─── THE DATA

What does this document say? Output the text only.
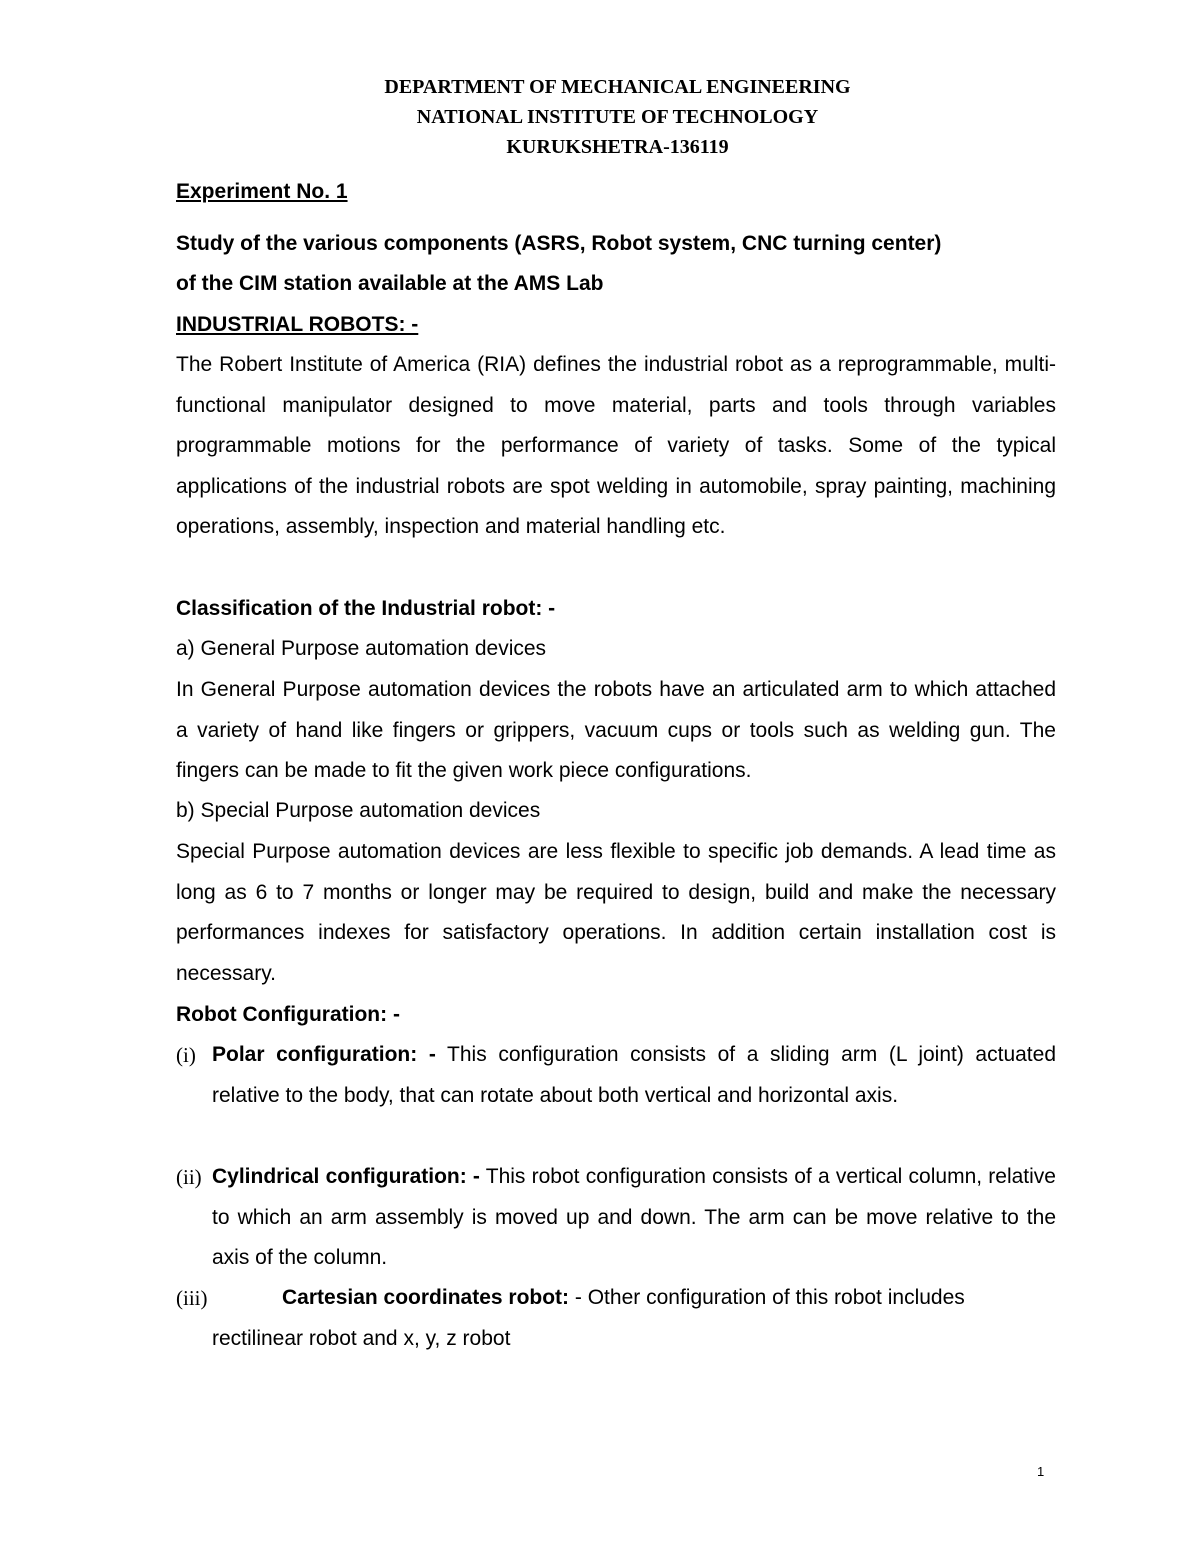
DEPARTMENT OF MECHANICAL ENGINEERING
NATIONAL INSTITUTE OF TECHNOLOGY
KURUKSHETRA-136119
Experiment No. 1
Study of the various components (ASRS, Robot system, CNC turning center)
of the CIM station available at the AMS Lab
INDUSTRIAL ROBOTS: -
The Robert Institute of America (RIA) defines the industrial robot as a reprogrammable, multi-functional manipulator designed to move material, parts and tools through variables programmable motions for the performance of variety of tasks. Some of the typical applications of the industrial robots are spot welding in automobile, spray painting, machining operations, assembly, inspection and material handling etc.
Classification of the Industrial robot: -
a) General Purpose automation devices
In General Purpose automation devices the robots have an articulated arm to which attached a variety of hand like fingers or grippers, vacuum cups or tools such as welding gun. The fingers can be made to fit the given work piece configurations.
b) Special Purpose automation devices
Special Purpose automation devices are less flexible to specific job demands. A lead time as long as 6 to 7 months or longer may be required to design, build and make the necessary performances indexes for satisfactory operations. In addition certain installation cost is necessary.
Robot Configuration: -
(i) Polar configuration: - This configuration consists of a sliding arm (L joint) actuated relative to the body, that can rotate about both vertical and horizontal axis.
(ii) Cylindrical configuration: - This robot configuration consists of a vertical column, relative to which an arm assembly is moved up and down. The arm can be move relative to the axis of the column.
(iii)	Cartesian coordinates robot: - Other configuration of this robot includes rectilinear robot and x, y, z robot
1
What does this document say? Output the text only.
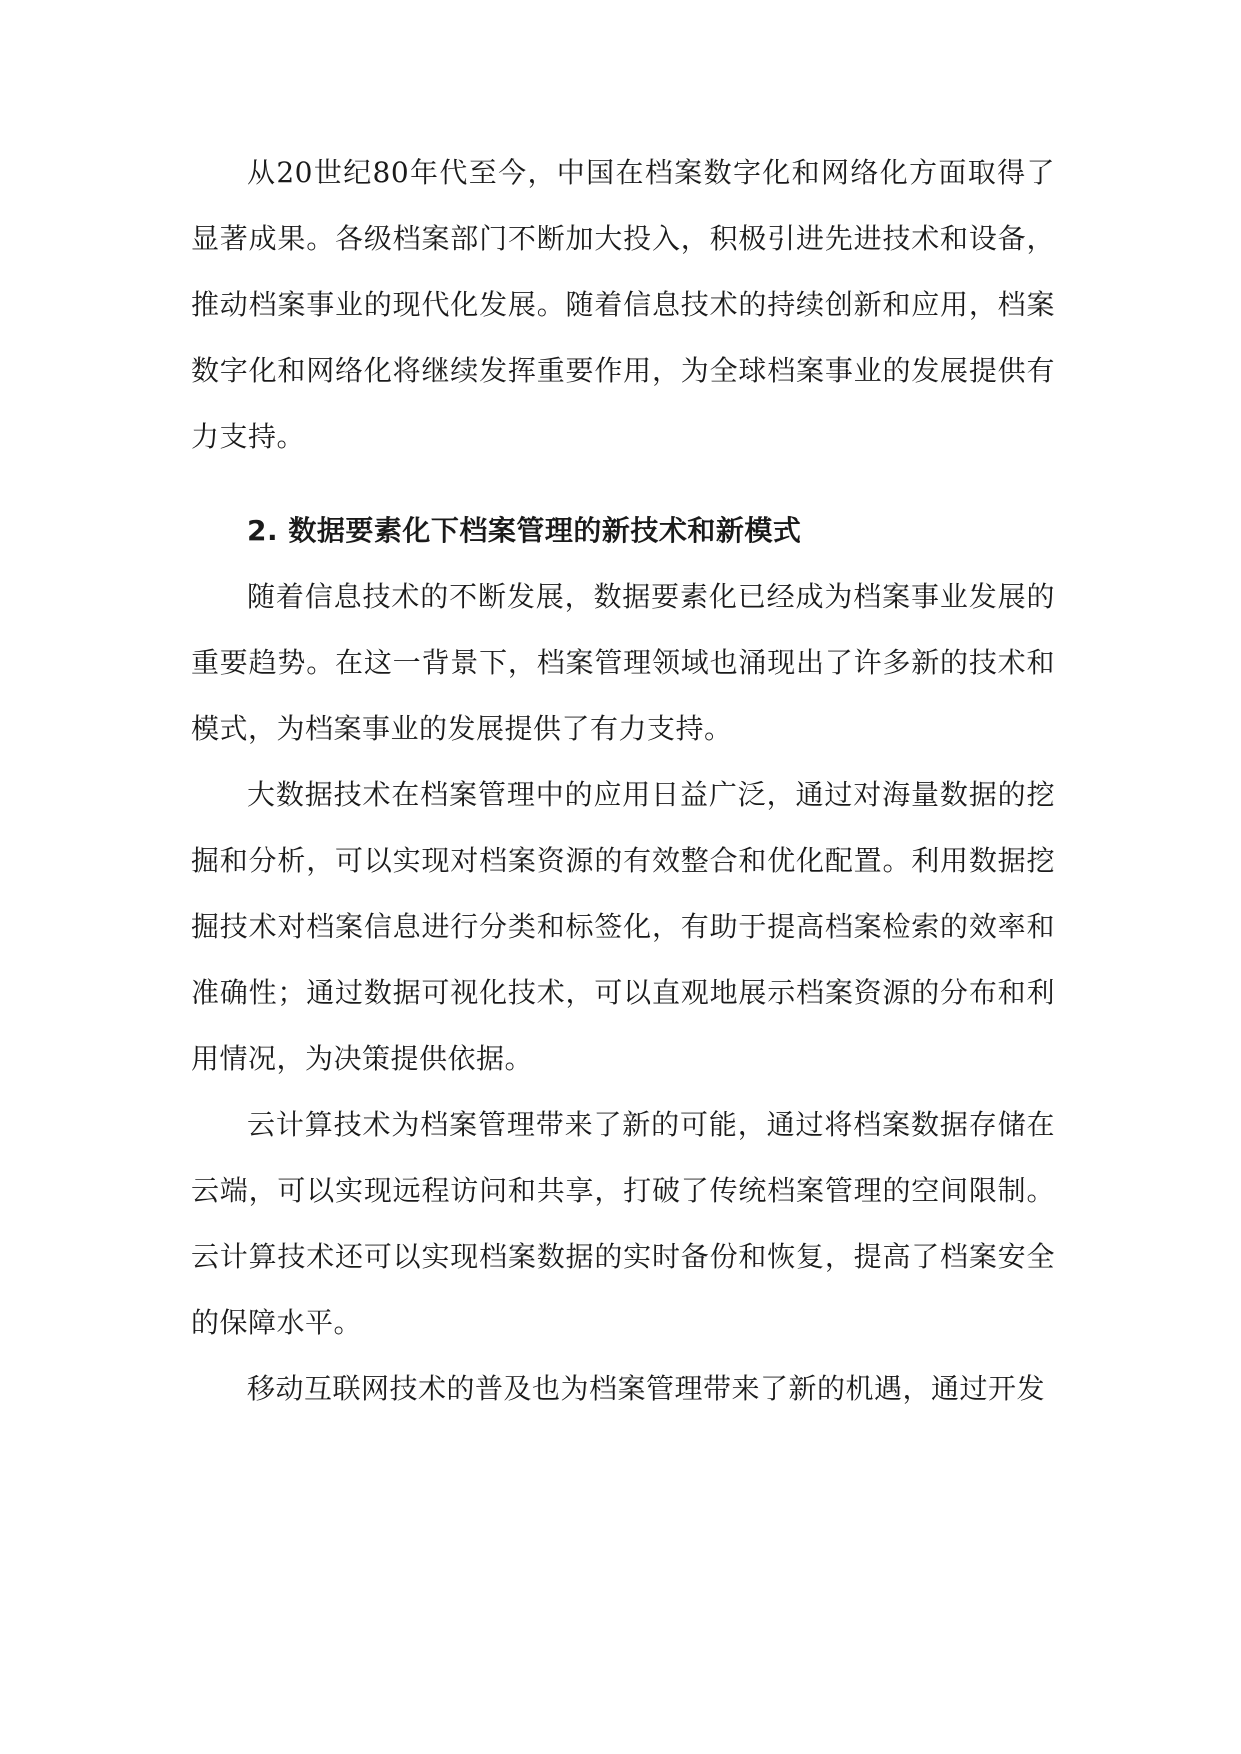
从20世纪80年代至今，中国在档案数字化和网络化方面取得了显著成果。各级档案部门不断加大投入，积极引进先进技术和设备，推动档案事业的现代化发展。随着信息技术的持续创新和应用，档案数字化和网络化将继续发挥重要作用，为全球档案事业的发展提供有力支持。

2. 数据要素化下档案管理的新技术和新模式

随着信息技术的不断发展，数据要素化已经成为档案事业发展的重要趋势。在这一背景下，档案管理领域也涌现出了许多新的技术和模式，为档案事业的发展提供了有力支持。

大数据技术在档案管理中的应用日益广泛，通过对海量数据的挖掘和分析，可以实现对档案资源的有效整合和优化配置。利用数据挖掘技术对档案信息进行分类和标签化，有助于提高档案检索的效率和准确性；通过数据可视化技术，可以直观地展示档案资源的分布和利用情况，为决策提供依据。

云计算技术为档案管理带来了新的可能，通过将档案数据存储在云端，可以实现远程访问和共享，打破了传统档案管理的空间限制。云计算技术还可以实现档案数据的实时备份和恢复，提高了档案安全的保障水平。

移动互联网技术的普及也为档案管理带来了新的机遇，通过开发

──────

## EXERCISE BRIEF
Make an exact copy of the listing above. Do not include the pictures.

## ANSWER
What does this document say? Output the text only.
DEPARTMENT OF MECHANICAL ENGINEERING
NATIONAL INSTITUTE OF TECHNOLOGY
KURUKSHETRA-136119
Experiment No. 1
Study of the various components (ASRS, Robot system, CNC turning center)
of the CIM station available at the AMS Lab
INDUSTRIAL ROBOTS: -
The Robert Institute of America (RIA) defines the industrial robot as a reprogrammable, multi-functional manipulator designed to move material, parts and tools through variables programmable motions for the performance of variety of tasks. Some of the typical applications of the industrial robots are spot welding in automobile, spray painting, machining operations, assembly, inspection and material handling etc.
Classification of the Industrial robot: -
a) General Purpose automation devices
In General Purpose automation devices the robots have an articulated arm to which attached a variety of hand like fingers or grippers, vacuum cups or tools such as welding gun. The fingers can be made to fit the given work piece configurations.
b) Special Purpose automation devices
Special Purpose automation devices are less flexible to specific job demands. A lead time as long as 6 to 7 months or longer may be required to design, build and make the necessary performances indexes for satisfactory operations. In addition certain installation cost is necessary.
Robot Configuration: -
(i) Polar configuration: - This configuration consists of a sliding arm (L joint) actuated relative to the body, that can rotate about both vertical and horizontal axis.
(ii) Cylindrical configuration: - This robot configuration consists of a vertical column, relative to which an arm assembly is moved up and down. The arm can be move relative to the axis of the column.
(iii)	Cartesian coordinates robot: - Other configuration of this robot includes rectilinear robot and x, y, z robot
1
What does this document say? Output the text only.
从20世纪80年代至今，中国在档案数字化和网络化方面取得了显著成果。各级档案部门不断加大投入，积极引进先进技术和设备，推动档案事业的现代化发展。随着信息技术的持续创新和应用，档案数字化和网络化将继续发挥重要作用，为全球档案事业的发展提供有力支持。

2. 数据要素化下档案管理的新技术和新模式

随着信息技术的不断发展，数据要素化已经成为档案事业发展的重要趋势。在这一背景下，档案管理领域也涌现出了许多新的技术和模式，为档案事业的发展提供了有力支持。

大数据技术在档案管理中的应用日益广泛，通过对海量数据的挖掘和分析，可以实现对档案资源的有效整合和优化配置。利用数据挖掘技术对档案信息进行分类和标签化，有助于提高档案检索的效率和准确性；通过数据可视化技术，可以直观地展示档案资源的分布和利用情况，为决策提供依据。

云计算技术为档案管理带来了新的可能，通过将档案数据存储在云端，可以实现远程访问和共享，打破了传统档案管理的空间限制。云计算技术还可以实现档案数据的实时备份和恢复，提高了档案安全的保障水平。

移动互联网技术的普及也为档案管理带来了新的机遇，通过开发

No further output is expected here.